◆ **GIVEN INSTRUCTION**
Output all of the data below exactly as given.

● ● ● ● ● ● ●

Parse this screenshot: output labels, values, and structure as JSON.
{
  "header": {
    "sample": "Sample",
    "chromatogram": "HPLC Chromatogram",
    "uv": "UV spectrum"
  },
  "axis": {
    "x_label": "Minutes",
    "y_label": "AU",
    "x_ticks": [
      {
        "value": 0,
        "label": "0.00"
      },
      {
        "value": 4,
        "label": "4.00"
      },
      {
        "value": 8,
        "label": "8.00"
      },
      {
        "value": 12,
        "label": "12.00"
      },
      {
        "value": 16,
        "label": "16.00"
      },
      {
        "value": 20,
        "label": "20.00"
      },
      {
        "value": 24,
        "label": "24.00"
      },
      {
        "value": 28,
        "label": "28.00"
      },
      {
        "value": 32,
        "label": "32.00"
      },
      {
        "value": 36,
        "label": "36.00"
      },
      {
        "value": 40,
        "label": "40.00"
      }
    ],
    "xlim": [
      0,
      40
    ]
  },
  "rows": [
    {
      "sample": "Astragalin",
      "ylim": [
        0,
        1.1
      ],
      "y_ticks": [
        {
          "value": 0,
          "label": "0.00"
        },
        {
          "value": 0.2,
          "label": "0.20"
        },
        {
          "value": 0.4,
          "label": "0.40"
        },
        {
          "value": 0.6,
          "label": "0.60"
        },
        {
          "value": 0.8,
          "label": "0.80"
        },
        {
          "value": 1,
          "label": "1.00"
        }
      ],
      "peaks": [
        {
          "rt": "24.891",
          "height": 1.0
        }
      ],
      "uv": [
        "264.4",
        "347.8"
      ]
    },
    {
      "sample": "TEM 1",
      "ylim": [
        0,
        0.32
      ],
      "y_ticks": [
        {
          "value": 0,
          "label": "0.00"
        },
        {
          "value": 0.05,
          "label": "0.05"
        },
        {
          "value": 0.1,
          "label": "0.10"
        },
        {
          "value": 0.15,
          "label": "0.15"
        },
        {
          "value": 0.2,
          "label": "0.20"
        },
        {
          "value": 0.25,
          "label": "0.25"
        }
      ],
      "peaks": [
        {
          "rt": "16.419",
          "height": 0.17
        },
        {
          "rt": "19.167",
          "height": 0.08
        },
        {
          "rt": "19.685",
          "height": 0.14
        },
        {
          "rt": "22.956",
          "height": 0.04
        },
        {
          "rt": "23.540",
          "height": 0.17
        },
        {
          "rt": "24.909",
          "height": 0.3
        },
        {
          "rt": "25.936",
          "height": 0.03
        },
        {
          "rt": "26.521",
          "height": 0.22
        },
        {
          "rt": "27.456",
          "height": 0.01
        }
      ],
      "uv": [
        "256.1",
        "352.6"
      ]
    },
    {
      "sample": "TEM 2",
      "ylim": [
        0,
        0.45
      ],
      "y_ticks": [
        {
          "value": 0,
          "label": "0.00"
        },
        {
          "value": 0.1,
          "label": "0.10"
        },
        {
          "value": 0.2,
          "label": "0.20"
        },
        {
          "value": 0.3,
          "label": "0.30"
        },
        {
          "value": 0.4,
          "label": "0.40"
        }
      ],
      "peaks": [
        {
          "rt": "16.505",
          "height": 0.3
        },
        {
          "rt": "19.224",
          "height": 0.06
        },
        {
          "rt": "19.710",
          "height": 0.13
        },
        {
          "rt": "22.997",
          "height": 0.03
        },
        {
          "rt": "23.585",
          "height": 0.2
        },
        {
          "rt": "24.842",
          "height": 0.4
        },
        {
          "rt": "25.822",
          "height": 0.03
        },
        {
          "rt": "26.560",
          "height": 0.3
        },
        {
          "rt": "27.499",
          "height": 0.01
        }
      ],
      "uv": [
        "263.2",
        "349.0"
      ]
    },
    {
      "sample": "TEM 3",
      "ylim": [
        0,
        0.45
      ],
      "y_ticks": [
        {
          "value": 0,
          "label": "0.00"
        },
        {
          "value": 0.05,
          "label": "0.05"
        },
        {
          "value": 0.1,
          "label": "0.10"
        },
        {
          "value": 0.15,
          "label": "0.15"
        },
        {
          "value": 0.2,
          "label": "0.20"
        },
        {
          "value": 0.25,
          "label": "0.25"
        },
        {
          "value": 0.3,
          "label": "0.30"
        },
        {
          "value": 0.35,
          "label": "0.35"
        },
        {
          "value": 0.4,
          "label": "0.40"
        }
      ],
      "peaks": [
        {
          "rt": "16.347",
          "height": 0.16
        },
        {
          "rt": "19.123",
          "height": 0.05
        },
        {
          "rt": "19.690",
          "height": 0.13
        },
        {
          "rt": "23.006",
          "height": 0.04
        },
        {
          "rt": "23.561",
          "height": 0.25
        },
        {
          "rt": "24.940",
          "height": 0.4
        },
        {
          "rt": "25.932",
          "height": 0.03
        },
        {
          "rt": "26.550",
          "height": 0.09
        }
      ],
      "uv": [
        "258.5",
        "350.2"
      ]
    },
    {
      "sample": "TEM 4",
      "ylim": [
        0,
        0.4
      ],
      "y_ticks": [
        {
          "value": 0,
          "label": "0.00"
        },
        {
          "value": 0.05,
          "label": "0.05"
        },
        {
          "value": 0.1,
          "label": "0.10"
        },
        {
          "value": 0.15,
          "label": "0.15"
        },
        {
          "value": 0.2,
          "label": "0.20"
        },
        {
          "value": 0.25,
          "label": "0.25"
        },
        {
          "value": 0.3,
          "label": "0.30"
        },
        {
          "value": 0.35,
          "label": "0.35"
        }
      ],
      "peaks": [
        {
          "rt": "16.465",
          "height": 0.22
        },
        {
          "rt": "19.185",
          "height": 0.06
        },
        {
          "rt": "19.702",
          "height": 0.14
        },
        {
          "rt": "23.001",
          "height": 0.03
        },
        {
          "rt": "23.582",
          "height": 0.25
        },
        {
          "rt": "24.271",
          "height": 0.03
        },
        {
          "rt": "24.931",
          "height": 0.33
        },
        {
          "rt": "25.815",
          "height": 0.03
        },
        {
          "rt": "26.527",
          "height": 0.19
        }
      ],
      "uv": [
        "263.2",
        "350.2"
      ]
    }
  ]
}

● ● ● ● ● ● ●

◆ **TASK ANSWER**
Parse this screenshot: output labels, values, and structure as JSON.
{
  "header": {
    "sample": "Sample",
    "chromatogram": "HPLC Chromatogram",
    "uv": "UV spectrum"
  },
  "axis": {
    "x_label": "Minutes",
    "y_label": "AU",
    "x_ticks": [
      {
        "value": 0,
        "label": "0.00"
      },
      {
        "value": 4,
        "label": "4.00"
      },
      {
        "value": 8,
        "label": "8.00"
      },
      {
        "value": 12,
        "label": "12.00"
      },
      {
        "value": 16,
        "label": "16.00"
      },
      {
        "value": 20,
        "label": "20.00"
      },
      {
        "value": 24,
        "label": "24.00"
      },
      {
        "value": 28,
        "label": "28.00"
      },
      {
        "value": 32,
        "label": "32.00"
      },
      {
        "value": 36,
        "label": "36.00"
      },
      {
        "value": 40,
        "label": "40.00"
      }
    ],
    "xlim": [
      0,
      40
    ]
  },
  "rows": [
    {
      "sample": "Astragalin",
      "ylim": [
        0,
        1.1
      ],
      "y_ticks": [
        {
          "value": 0,
          "label": "0.00"
        },
        {
          "value": 0.2,
          "label": "0.20"
        },
        {
          "value": 0.4,
          "label": "0.40"
        },
        {
          "value": 0.6,
          "label": "0.60"
        },
        {
          "value": 0.8,
          "label": "0.80"
        },
        {
          "value": 1,
          "label": "1.00"
        }
      ],
      "peaks": [
        {
          "rt": "24.891",
          "height": 1.0
        }
      ],
      "uv": [
        "264.4",
        "347.8"
      ]
    },
    {
      "sample": "TEM 1",
      "ylim": [
        0,
        0.32
      ],
      "y_ticks": [
        {
          "value": 0,
          "label": "0.00"
        },
        {
          "value": 0.05,
          "label": "0.05"
        },
        {
          "value": 0.1,
          "label": "0.10"
        },
        {
          "value": 0.15,
          "label": "0.15"
        },
        {
          "value": 0.2,
          "label": "0.20"
        },
        {
          "value": 0.25,
          "label": "0.25"
        }
      ],
      "peaks": [
        {
          "rt": "16.419",
          "height": 0.17
        },
        {
          "rt": "19.167",
          "height": 0.08
        },
        {
          "rt": "19.685",
          "height": 0.14
        },
        {
          "rt": "22.956",
          "height": 0.04
        },
        {
          "rt": "23.540",
          "height": 0.17
        },
        {
          "rt": "24.909",
          "height": 0.3
        },
        {
          "rt": "25.936",
          "height": 0.03
        },
        {
          "rt": "26.521",
          "height": 0.22
        },
        {
          "rt": "27.456",
          "height": 0.01
        }
      ],
      "uv": [
        "256.1",
        "352.6"
      ]
    },
    {
      "sample": "TEM 2",
      "ylim": [
        0,
        0.45
      ],
      "y_ticks": [
        {
          "value": 0,
          "label": "0.00"
        },
        {
          "value": 0.1,
          "label": "0.10"
        },
        {
          "value": 0.2,
          "label": "0.20"
        },
        {
          "value": 0.3,
          "label": "0.30"
        },
        {
          "value": 0.4,
          "label": "0.40"
        }
      ],
      "peaks": [
        {
          "rt": "16.505",
          "height": 0.3
        },
        {
          "rt": "19.224",
          "height": 0.06
        },
        {
          "rt": "19.710",
          "height": 0.13
        },
        {
          "rt": "22.997",
          "height": 0.03
        },
        {
          "rt": "23.585",
          "height": 0.2
        },
        {
          "rt": "24.842",
          "height": 0.4
        },
        {
          "rt": "25.822",
          "height": 0.03
        },
        {
          "rt": "26.560",
          "height": 0.3
        },
        {
          "rt": "27.499",
          "height": 0.01
        }
      ],
      "uv": [
        "263.2",
        "349.0"
      ]
    },
    {
      "sample": "TEM 3",
      "ylim": [
        0,
        0.45
      ],
      "y_ticks": [
        {
          "value": 0,
          "label": "0.00"
        },
        {
          "value": 0.05,
          "label": "0.05"
        },
        {
          "value": 0.1,
          "label": "0.10"
        },
        {
          "value": 0.15,
          "label": "0.15"
        },
        {
          "value": 0.2,
          "label": "0.20"
        },
        {
          "value": 0.25,
          "label": "0.25"
        },
        {
          "value": 0.3,
          "label": "0.30"
        },
        {
          "value": 0.35,
          "label": "0.35"
        },
        {
          "value": 0.4,
          "label": "0.40"
        }
      ],
      "peaks": [
        {
          "rt": "16.347",
          "height": 0.16
        },
        {
          "rt": "19.123",
          "height": 0.05
        },
        {
          "rt": "19.690",
          "height": 0.13
        },
        {
          "rt": "23.006",
          "height": 0.04
        },
        {
          "rt": "23.561",
          "height": 0.25
        },
        {
          "rt": "24.940",
          "height": 0.4
        },
        {
          "rt": "25.932",
          "height": 0.03
        },
        {
          "rt": "26.550",
          "height": 0.09
        }
      ],
      "uv": [
        "258.5",
        "350.2"
      ]
    },
    {
      "sample": "TEM 4",
      "ylim": [
        0,
        0.4
      ],
      "y_ticks": [
        {
          "value": 0,
          "label": "0.00"
        },
        {
          "value": 0.05,
          "label": "0.05"
        },
        {
          "value": 0.1,
          "label": "0.10"
        },
        {
          "value": 0.15,
          "label": "0.15"
        },
        {
          "value": 0.2,
          "label": "0.20"
        },
        {
          "value": 0.25,
          "label": "0.25"
        },
        {
          "value": 0.3,
          "label": "0.30"
        },
        {
          "value": 0.35,
          "label": "0.35"
        }
      ],
      "peaks": [
        {
          "rt": "16.465",
          "height": 0.22
        },
        {
          "rt": "19.185",
          "height": 0.06
        },
        {
          "rt": "19.702",
          "height": 0.14
        },
        {
          "rt": "23.001",
          "height": 0.03
        },
        {
          "rt": "23.582",
          "height": 0.25
        },
        {
          "rt": "24.271",
          "height": 0.03
        },
        {
          "rt": "24.931",
          "height": 0.33
        },
        {
          "rt": "25.815",
          "height": 0.03
        },
        {
          "rt": "26.527",
          "height": 0.19
        }
      ],
      "uv": [
        "263.2",
        "350.2"
      ]
    }
  ]
}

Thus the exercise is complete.